STATED EXERCISE.
From the entries below, copy every line that holds the word "mesmo".

RECORD EXTRACTS.
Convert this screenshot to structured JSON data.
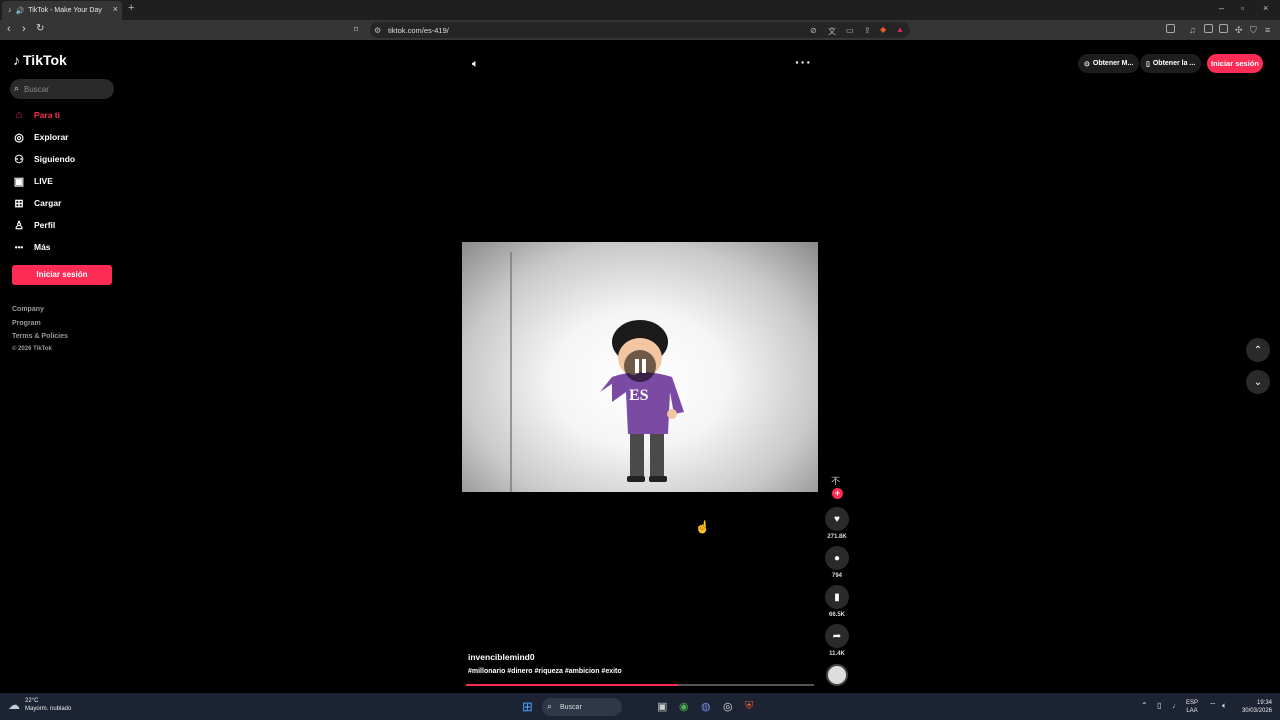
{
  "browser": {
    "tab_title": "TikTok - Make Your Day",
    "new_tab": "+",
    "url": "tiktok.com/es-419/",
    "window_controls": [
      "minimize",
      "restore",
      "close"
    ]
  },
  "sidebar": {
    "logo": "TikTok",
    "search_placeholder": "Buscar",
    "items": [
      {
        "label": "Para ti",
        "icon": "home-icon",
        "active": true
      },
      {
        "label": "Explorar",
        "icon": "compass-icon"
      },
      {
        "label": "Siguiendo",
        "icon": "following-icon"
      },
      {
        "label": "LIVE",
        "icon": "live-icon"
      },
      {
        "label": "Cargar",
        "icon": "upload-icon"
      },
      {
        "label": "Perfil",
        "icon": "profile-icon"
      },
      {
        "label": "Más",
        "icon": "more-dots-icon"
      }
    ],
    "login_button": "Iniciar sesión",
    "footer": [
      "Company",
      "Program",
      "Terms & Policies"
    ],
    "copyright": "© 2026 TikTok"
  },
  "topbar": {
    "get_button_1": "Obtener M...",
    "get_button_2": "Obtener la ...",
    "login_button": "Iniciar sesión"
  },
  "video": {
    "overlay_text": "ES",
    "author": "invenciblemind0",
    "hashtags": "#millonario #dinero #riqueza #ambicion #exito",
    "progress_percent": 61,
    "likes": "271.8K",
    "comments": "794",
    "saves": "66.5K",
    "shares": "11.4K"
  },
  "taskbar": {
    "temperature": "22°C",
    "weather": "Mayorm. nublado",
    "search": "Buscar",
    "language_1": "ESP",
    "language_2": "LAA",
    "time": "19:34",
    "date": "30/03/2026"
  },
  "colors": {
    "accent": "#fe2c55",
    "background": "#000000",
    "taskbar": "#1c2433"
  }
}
...
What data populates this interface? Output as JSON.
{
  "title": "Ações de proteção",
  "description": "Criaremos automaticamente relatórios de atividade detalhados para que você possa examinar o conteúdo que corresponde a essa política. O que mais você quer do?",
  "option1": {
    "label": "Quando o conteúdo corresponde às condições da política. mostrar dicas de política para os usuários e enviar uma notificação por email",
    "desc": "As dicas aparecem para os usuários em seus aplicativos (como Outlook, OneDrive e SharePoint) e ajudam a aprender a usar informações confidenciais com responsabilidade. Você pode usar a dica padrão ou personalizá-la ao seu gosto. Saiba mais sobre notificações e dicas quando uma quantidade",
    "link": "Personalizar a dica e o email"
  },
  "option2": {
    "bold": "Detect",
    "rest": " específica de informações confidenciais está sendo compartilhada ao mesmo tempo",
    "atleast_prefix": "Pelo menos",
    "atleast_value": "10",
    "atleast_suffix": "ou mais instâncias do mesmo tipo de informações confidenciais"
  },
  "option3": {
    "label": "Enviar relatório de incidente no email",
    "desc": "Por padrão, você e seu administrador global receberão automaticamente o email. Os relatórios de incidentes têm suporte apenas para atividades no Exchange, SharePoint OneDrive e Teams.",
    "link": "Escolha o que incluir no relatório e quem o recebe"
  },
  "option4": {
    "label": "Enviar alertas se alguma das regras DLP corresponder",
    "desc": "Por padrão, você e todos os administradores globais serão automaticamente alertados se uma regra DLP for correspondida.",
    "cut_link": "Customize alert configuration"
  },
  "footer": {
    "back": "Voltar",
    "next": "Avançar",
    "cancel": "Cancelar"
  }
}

OUTPUT FOR THIS EXERCISE.
    "rest": " específica de informações confidenciais está sendo compartilhada ao mesmo tempo",
    "atleast_suffix": "ou mais instâncias do mesmo tipo de informações confidenciais"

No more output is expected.